• [GOAL OF THE EXERCISE] Write out the material exactly, with the pictures left out.

(Stored records)
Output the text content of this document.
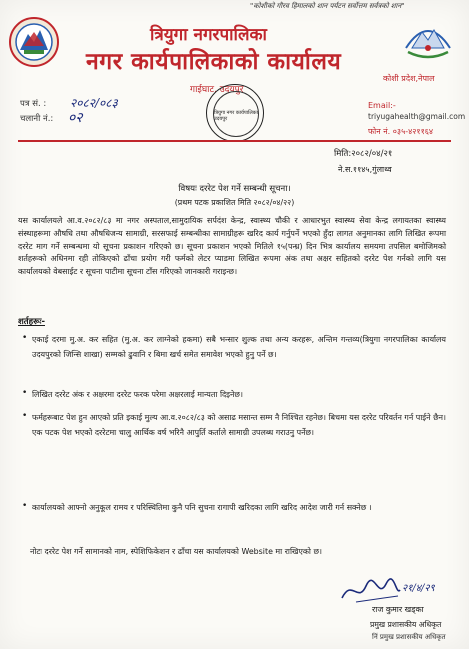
"कोशीको गौरव हिमालको शान पर्यटन सर्वोत्तम सर्वत्रको शान"
त्रियुगा नगरपालिका
नगर कार्यपालिकाको कार्यालय
गाईघाट, उदयपुर
कोशी प्रदेश,नेपाल
पत्र सं. : २०८२/०८३
चलानी नं.: ०२
Email:-
triyugahealth@gmail.com
फोन नं. ०३५-४२११६४
त्रियुगा नगर कार्यपालिका उदयपुर
मिति:२०८२/०४/२१
ने.स.११४५,गुंलाथ्व
विषयः दररेट पेश गर्ने सम्बन्धी सूचना।
(प्रथम पटक प्रकाशित मिति २०८२/०४/२२)
यस कार्यालयले आ.व.२०८२/८३ मा नगर अस्पताल,सामुदायिक सर्पदंश केन्द्र, स्वास्थ्य चौकी र आधारभुत स्वास्थ्य सेवा केन्द्र लगायतका स्वास्थ्य संस्थाहरूमा औषधि तथा औषधिजन्य सामाग्री, सरसफाई सम्बन्धीका सामाग्रीहरू खरिद कार्य गर्नुपर्ने भएको हुँदा लागत अनुमानका लागि लिखित रूपमा दररेट माग गर्ने सम्बन्धमा यो सूचना प्रकाशन गरिएको छ। सूचना प्रकाशन भएको मितिले १५(पन्ध्र) दिन भित्र कार्यालय समयमा तपसिल बमोजिमको शर्तहरूको अधिनमा रही तोकिएको ढाँचा प्रयोग गरी फर्मको लेटर प्याडमा लिखित रूपमा अंक तथा अक्षर सहितको दररेट पेश गर्नको लागि यस कार्यालयको वेबसाईट र सूचना पाटीमा सूचना टाँस गरिएको जानकारी गराइन्छ।
शर्तहरूः-
• एकाई दरमा मु.अ. कर सहित (मु.अ. कर लाग्नेको हकमा) सबै भन्सार शुल्क तथा अन्य करहरू, अन्तिम गन्तव्य(त्रियुगा नगरपालिका कार्यालय उदयपुरको जिन्सि शाखा) सम्मको ढुवानि र बिमा खर्च समेत समावेश भएको हुनु पर्ने छ।
• लिखित दररेट अंक र अक्षरमा दररेट फरक परेमा अक्षरलाई मान्यता दिइनेछ।
• फर्महरूबाट पेश हुन आएको प्रति इकाई मुल्य आ.व.२०८२/८३ को असाढ मसान्त सम्म नै निश्चित रहनेछ। बिचमा यस दररेट परिवर्तन गर्न पाईने छैन। एक पटक पेश भएको दररेटमा चालु आर्थिक वर्ष भरिनै आपुर्ति कर्ताले सामाग्री उपलब्ध गराउनु पर्नेछ।
• कार्यालयको आफ्नो अनुकूल रामय र परिस्थितिमा कुनै पनि सुचना रागापी खरिदका लागि खरिद आदेश जारी गर्न सक्नेछ ।
नोटः दररेट पेश गर्ने सामानको नाम, स्पेशिफिकेशन र ढाँचा यस कार्यालयको Website मा राखिएको छ।
२१/४/२९
राज कुमार खड्का
प्रमुख प्रशासकीय अधिकृत
निं प्रमुख प्रशासकीय अधिकृत
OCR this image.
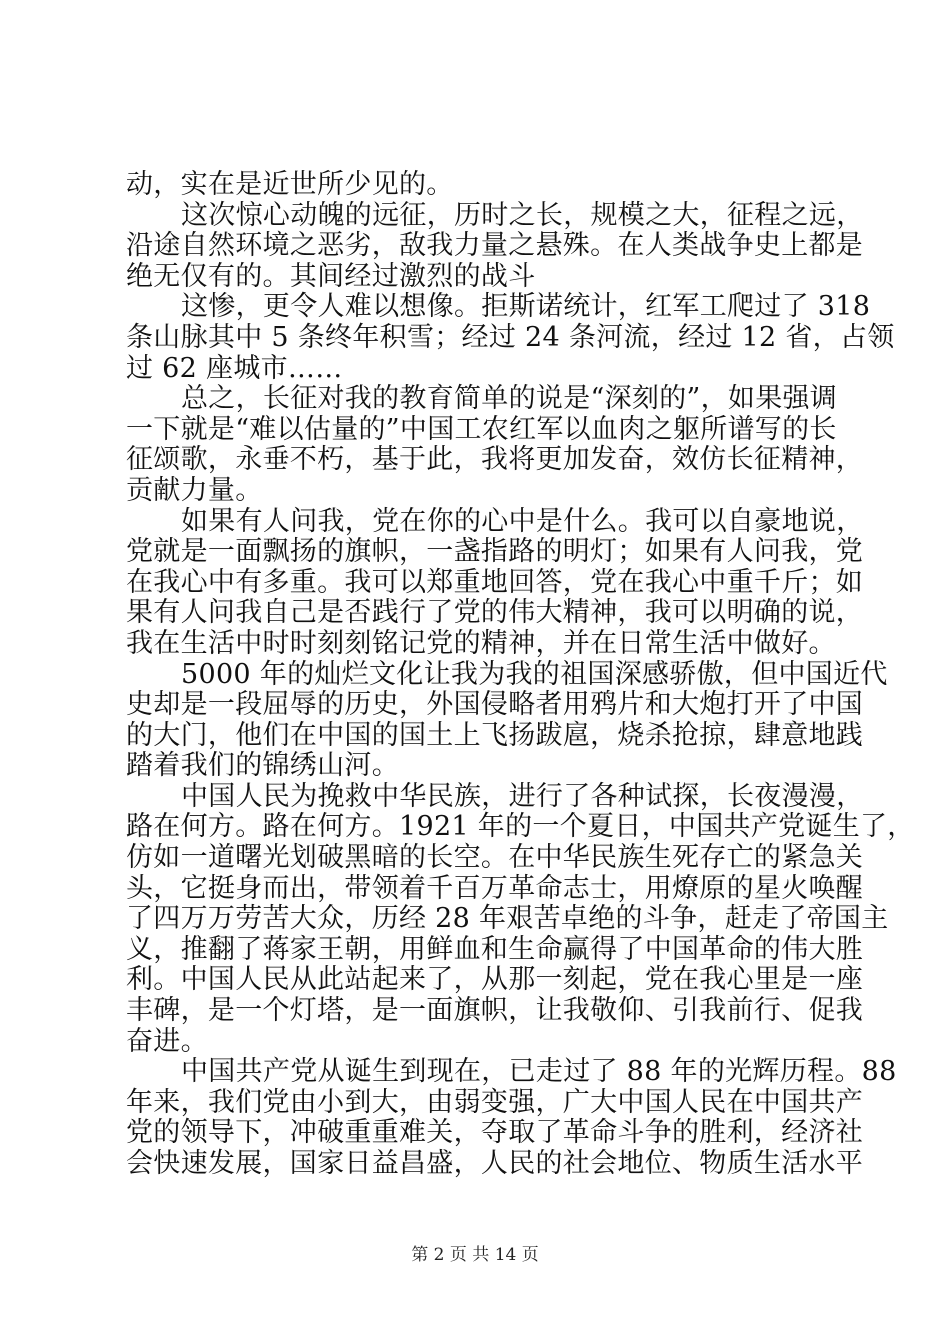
动，实在是近世所少见的。
这次惊心动魄的远征，历时之长，规模之大，征程之远，
沿途自然环境之恶劣，敌我力量之悬殊。在人类战争史上都是
绝无仅有的。其间经过激烈的战斗
这惨，更令人难以想像。拒斯诺统计，红军工爬过了 318
条山脉其中 5 条终年积雪；经过 24 条河流，经过 12 省，占领
过 62 座城市……
总之，长征对我的教育简单的说是“深刻的”，如果强调
一下就是“难以估量的”中国工农红军以血肉之躯所谱写的长
征颂歌，永垂不朽，基于此，我将更加发奋，效仿长征精神，
贡献力量。
如果有人问我，党在你的心中是什么。我可以自豪地说，
党就是一面飘扬的旗帜，一盏指路的明灯；如果有人问我，党
在我心中有多重。我可以郑重地回答，党在我心中重千斤；如
果有人问我自己是否践行了党的伟大精神，我可以明确的说，
我在生活中时时刻刻铭记党的精神，并在日常生活中做好。
5000 年的灿烂文化让我为我的祖国深感骄傲，但中国近代
史却是一段屈辱的历史，外国侵略者用鸦片和大炮打开了中国
的大门，他们在中国的国土上飞扬跋扈，烧杀抢掠，肆意地践
踏着我们的锦绣山河。
中国人民为挽救中华民族，进行了各种试探，长夜漫漫，
路在何方。路在何方。1921 年的一个夏日，中国共产党诞生了，
仿如一道曙光划破黑暗的长空。在中华民族生死存亡的紧急关
头，它挺身而出，带领着千百万革命志士，用燎原的星火唤醒
了四万万劳苦大众，历经 28 年艰苦卓绝的斗争，赶走了帝国主
义，推翻了蒋家王朝，用鲜血和生命赢得了中国革命的伟大胜
利。中国人民从此站起来了，从那一刻起，党在我心里是一座
丰碑，是一个灯塔，是一面旗帜，让我敬仰、引我前行、促我
奋进。
中国共产党从诞生到现在，已走过了 88 年的光辉历程。88
年来，我们党由小到大，由弱变强，广大中国人民在中国共产
党的领导下，冲破重重难关，夺取了革命斗争的胜利，经济社
会快速发展，国家日益昌盛，人民的社会地位、物质生活水平
第 2 页 共 14 页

• [WRITTEN SOLUTION]
Output the text content of this document.
"कोशीको गौरव हिमालको शान पर्यटन सर्वोत्तम सर्वत्रको शान"
त्रियुगा नगरपालिका
नगर कार्यपालिकाको कार्यालय
गाईघाट, उदयपुर
कोशी प्रदेश,नेपाल
पत्र सं. : २०८२/०८३
चलानी नं.: ०२
Email:-
triyugahealth@gmail.com
फोन नं. ०३५-४२११६४
त्रियुगा नगर कार्यपालिका उदयपुर
मिति:२०८२/०४/२१
ने.स.११४५,गुंलाथ्व
विषयः दररेट पेश गर्ने सम्बन्धी सूचना।
(प्रथम पटक प्रकाशित मिति २०८२/०४/२२)
यस कार्यालयले आ.व.२०८२/८३ मा नगर अस्पताल,सामुदायिक सर्पदंश केन्द्र, स्वास्थ्य चौकी र आधारभुत स्वास्थ्य सेवा केन्द्र लगायतका स्वास्थ्य संस्थाहरूमा औषधि तथा औषधिजन्य सामाग्री, सरसफाई सम्बन्धीका सामाग्रीहरू खरिद कार्य गर्नुपर्ने भएको हुँदा लागत अनुमानका लागि लिखित रूपमा दररेट माग गर्ने सम्बन्धमा यो सूचना प्रकाशन गरिएको छ। सूचना प्रकाशन भएको मितिले १५(पन्ध्र) दिन भित्र कार्यालय समयमा तपसिल बमोजिमको शर्तहरूको अधिनमा रही तोकिएको ढाँचा प्रयोग गरी फर्मको लेटर प्याडमा लिखित रूपमा अंक तथा अक्षर सहितको दररेट पेश गर्नको लागि यस कार्यालयको वेबसाईट र सूचना पाटीमा सूचना टाँस गरिएको जानकारी गराइन्छ।
शर्तहरूः-
• एकाई दरमा मु.अ. कर सहित (मु.अ. कर लाग्नेको हकमा) सबै भन्सार शुल्क तथा अन्य करहरू, अन्तिम गन्तव्य(त्रियुगा नगरपालिका कार्यालय उदयपुरको जिन्सि शाखा) सम्मको ढुवानि र बिमा खर्च समेत समावेश भएको हुनु पर्ने छ।
• लिखित दररेट अंक र अक्षरमा दररेट फरक परेमा अक्षरलाई मान्यता दिइनेछ।
• फर्महरूबाट पेश हुन आएको प्रति इकाई मुल्य आ.व.२०८२/८३ को असाढ मसान्त सम्म नै निश्चित रहनेछ। बिचमा यस दररेट परिवर्तन गर्न पाईने छैन। एक पटक पेश भएको दररेटमा चालु आर्थिक वर्ष भरिनै आपुर्ति कर्ताले सामाग्री उपलब्ध गराउनु पर्नेछ।
• कार्यालयको आफ्नो अनुकूल रामय र परिस्थितिमा कुनै पनि सुचना रागापी खरिदका लागि खरिद आदेश जारी गर्न सक्नेछ ।
नोटः दररेट पेश गर्ने सामानको नाम, स्पेशिफिकेशन र ढाँचा यस कार्यालयको Website मा राखिएको छ।
२१/४/२९
राज कुमार खड्का
प्रमुख प्रशासकीय अधिकृत
निं प्रमुख प्रशासकीय अधिकृत
OCR this image.
动，实在是近世所少见的。
这次惊心动魄的远征，历时之长，规模之大，征程之远，
沿途自然环境之恶劣，敌我力量之悬殊。在人类战争史上都是
绝无仅有的。其间经过激烈的战斗
这惨，更令人难以想像。拒斯诺统计，红军工爬过了 318
条山脉其中 5 条终年积雪；经过 24 条河流，经过 12 省，占领
过 62 座城市……
总之，长征对我的教育简单的说是“深刻的”，如果强调
一下就是“难以估量的”中国工农红军以血肉之躯所谱写的长
征颂歌，永垂不朽，基于此，我将更加发奋，效仿长征精神，
贡献力量。
如果有人问我，党在你的心中是什么。我可以自豪地说，
党就是一面飘扬的旗帜，一盏指路的明灯；如果有人问我，党
在我心中有多重。我可以郑重地回答，党在我心中重千斤；如
果有人问我自己是否践行了党的伟大精神，我可以明确的说，
我在生活中时时刻刻铭记党的精神，并在日常生活中做好。
5000 年的灿烂文化让我为我的祖国深感骄傲，但中国近代
史却是一段屈辱的历史，外国侵略者用鸦片和大炮打开了中国
的大门，他们在中国的国土上飞扬跋扈，烧杀抢掠，肆意地践
踏着我们的锦绣山河。
中国人民为挽救中华民族，进行了各种试探，长夜漫漫，
路在何方。路在何方。1921 年的一个夏日，中国共产党诞生了，
仿如一道曙光划破黑暗的长空。在中华民族生死存亡的紧急关
头，它挺身而出，带领着千百万革命志士，用燎原的星火唤醒
了四万万劳苦大众，历经 28 年艰苦卓绝的斗争，赶走了帝国主
义，推翻了蒋家王朝，用鲜血和生命赢得了中国革命的伟大胜
利。中国人民从此站起来了，从那一刻起，党在我心里是一座
丰碑，是一个灯塔，是一面旗帜，让我敬仰、引我前行、促我
奋进。
中国共产党从诞生到现在，已走过了 88 年的光辉历程。88
年来，我们党由小到大，由弱变强，广大中国人民在中国共产
党的领导下，冲破重重难关，夺取了革命斗争的胜利，经济社
会快速发展，国家日益昌盛，人民的社会地位、物质生活水平
第 2 页 共 14 页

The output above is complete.